_Collected data entries_.
———

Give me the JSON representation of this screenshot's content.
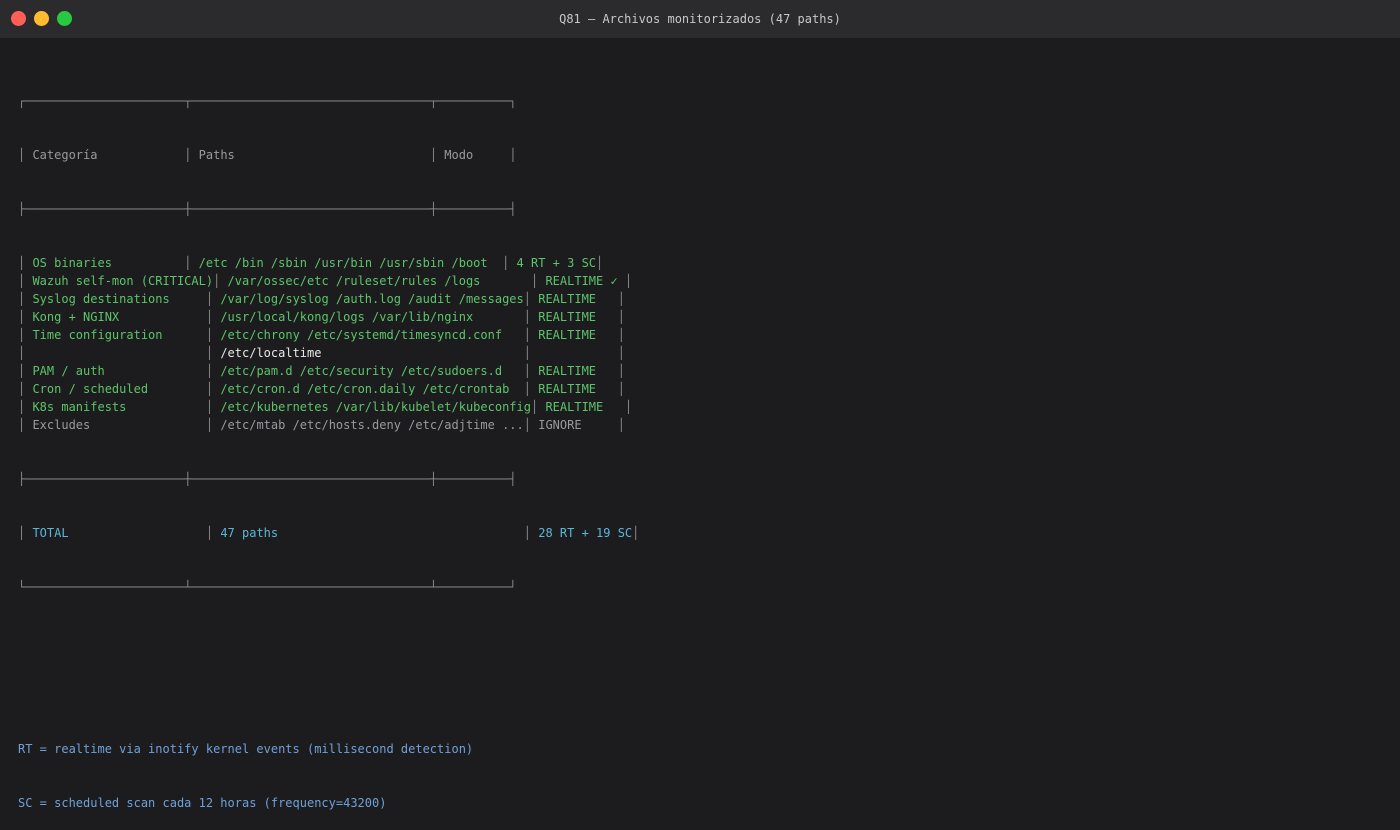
{
  "window": {
    "title": "Q81 — Archivos monitorizados (47 paths)"
  },
  "table": {
    "top_border": "┌──────────────────────┬─────────────────────────────────┬──────────┐",
    "header": {
      "categoria": " Categoría            ",
      "paths": " Paths                           ",
      "modo": " Modo     "
    },
    "header_sep": "├──────────────────────┼─────────────────────────────────┼──────────┤",
    "rows": [
      {
        "categoria": " OS binaries          ",
        "paths": " /etc /bin /sbin /usr/bin /usr/sbin /boot  ",
        "modo": " 4 RT + 3 SC",
        "style": "g"
      },
      {
        "categoria": " Wazuh self-mon (CRITICAL)",
        "paths": " /var/ossec/etc /ruleset/rules /logs       ",
        "modo": " REALTIME ✓ ",
        "style": "g"
      },
      {
        "categoria": " Syslog destinations     ",
        "paths": " /var/log/syslog /auth.log /audit /messages",
        "modo": " REALTIME   ",
        "style": "g"
      },
      {
        "categoria": " Kong + NGINX            ",
        "paths": " /usr/local/kong/logs /var/lib/nginx       ",
        "modo": " REALTIME   ",
        "style": "g"
      },
      {
        "categoria": " Time configuration      ",
        "paths": " /etc/chrony /etc/systemd/timesyncd.conf   ",
        "modo": " REALTIME   ",
        "style": "g"
      },
      {
        "categoria": "                         ",
        "paths": " /etc/localtime                            ",
        "modo": "            ",
        "style": "w"
      },
      {
        "categoria": " PAM / auth              ",
        "paths": " /etc/pam.d /etc/security /etc/sudoers.d   ",
        "modo": " REALTIME   ",
        "style": "g"
      },
      {
        "categoria": " Cron / scheduled        ",
        "paths": " /etc/cron.d /etc/cron.daily /etc/crontab  ",
        "modo": " REALTIME   ",
        "style": "g"
      },
      {
        "categoria": " K8s manifests           ",
        "paths": " /etc/kubernetes /var/lib/kubelet/kubeconfig",
        "modo": " REALTIME   ",
        "style": "g"
      },
      {
        "categoria": " Excludes                ",
        "paths": " /etc/mtab /etc/hosts.deny /etc/adjtime ...",
        "modo": " IGNORE     ",
        "style": "x"
      }
    ],
    "total_sep": "├──────────────────────┼─────────────────────────────────┼──────────┤",
    "total": {
      "categoria": " TOTAL                   ",
      "paths": " 47 paths                                  ",
      "modo": " 28 RT + 19 SC"
    },
    "bottom_border": "└──────────────────────┴─────────────────────────────────┴──────────┘"
  },
  "notes": [
    "RT = realtime via inotify kernel events (millisecond detection)",
    "SC = scheduled scan cada 12 horas (frequency=43200)"
  ],
  "colors": {
    "green": "#5cc46a",
    "cyan": "#5bb7d8",
    "note_blue": "#6fa0d8"
  }
}
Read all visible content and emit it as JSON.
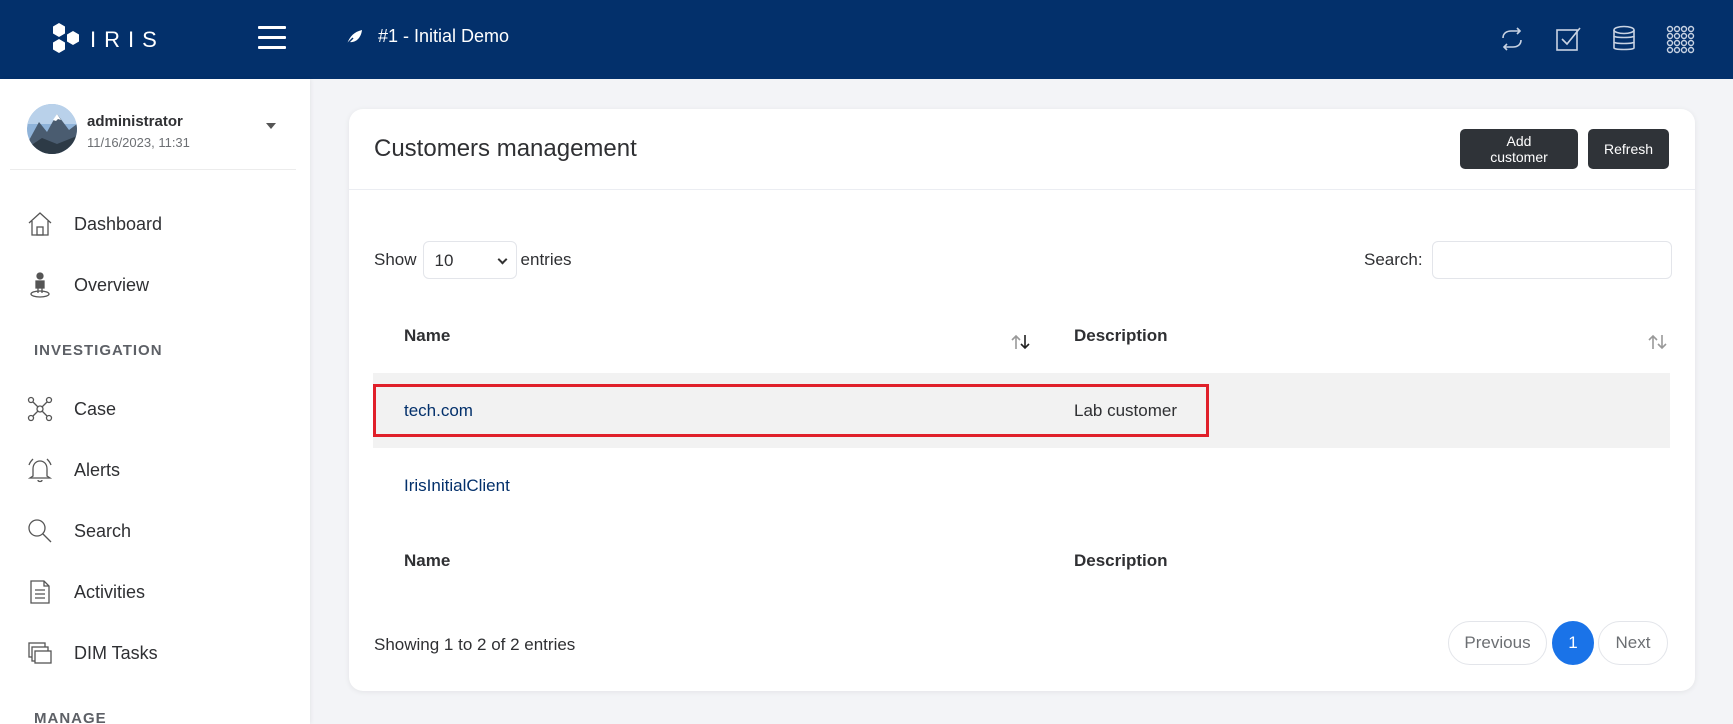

———

_EXERCISE INSTRUCTIONS_.
Write out the records above once more, word for word, with no pictures.

_REPLY TO THE TASK_.
Give me the JSON representation of this screenshot's content.
{
  "window": {
    "title": "Q81 — Archivos monitorizados (47 paths)"
  },
  "table": {
    "top_border": "┌──────────────────────┬─────────────────────────────────┬──────────┐",
    "header": {
      "categoria": " Categoría            ",
      "paths": " Paths                           ",
      "modo": " Modo     "
    },
    "header_sep": "├──────────────────────┼─────────────────────────────────┼──────────┤",
    "rows": [
      {
        "categoria": " OS binaries          ",
        "paths": " /etc /bin /sbin /usr/bin /usr/sbin /boot  ",
        "modo": " 4 RT + 3 SC",
        "style": "g"
      },
      {
        "categoria": " Wazuh self-mon (CRITICAL)",
        "paths": " /var/ossec/etc /ruleset/rules /logs       ",
        "modo": " REALTIME ✓ ",
        "style": "g"
      },
      {
        "categoria": " Syslog destinations     ",
        "paths": " /var/log/syslog /auth.log /audit /messages",
        "modo": " REALTIME   ",
        "style": "g"
      },
      {
        "categoria": " Kong + NGINX            ",
        "paths": " /usr/local/kong/logs /var/lib/nginx       ",
        "modo": " REALTIME   ",
        "style": "g"
      },
      {
        "categoria": " Time configuration      ",
        "paths": " /etc/chrony /etc/systemd/timesyncd.conf   ",
        "modo": " REALTIME   ",
        "style": "g"
      },
      {
        "categoria": "                         ",
        "paths": " /etc/localtime                            ",
        "modo": "            ",
        "style": "w"
      },
      {
        "categoria": " PAM / auth              ",
        "paths": " /etc/pam.d /etc/security /etc/sudoers.d   ",
        "modo": " REALTIME   ",
        "style": "g"
      },
      {
        "categoria": " Cron / scheduled        ",
        "paths": " /etc/cron.d /etc/cron.daily /etc/crontab  ",
        "modo": " REALTIME   ",
        "style": "g"
      },
      {
        "categoria": " K8s manifests           ",
        "paths": " /etc/kubernetes /var/lib/kubelet/kubeconfig",
        "modo": " REALTIME   ",
        "style": "g"
      },
      {
        "categoria": " Excludes                ",
        "paths": " /etc/mtab /etc/hosts.deny /etc/adjtime ...",
        "modo": " IGNORE     ",
        "style": "x"
      }
    ],
    "total_sep": "├──────────────────────┼─────────────────────────────────┼──────────┤",
    "total": {
      "categoria": " TOTAL                   ",
      "paths": " 47 paths                                  ",
      "modo": " 28 RT + 19 SC"
    },
    "bottom_border": "└──────────────────────┴─────────────────────────────────┴──────────┘"
  },
  "notes": [
    "RT = realtime via inotify kernel events (millisecond detection)",
    "SC = scheduled scan cada 12 horas (frequency=43200)"
  ],
  "colors": {
    "green": "#5cc46a",
    "cyan": "#5bb7d8",
    "note_blue": "#6fa0d8"
  }
}
Read all visible content and emit it as JSON.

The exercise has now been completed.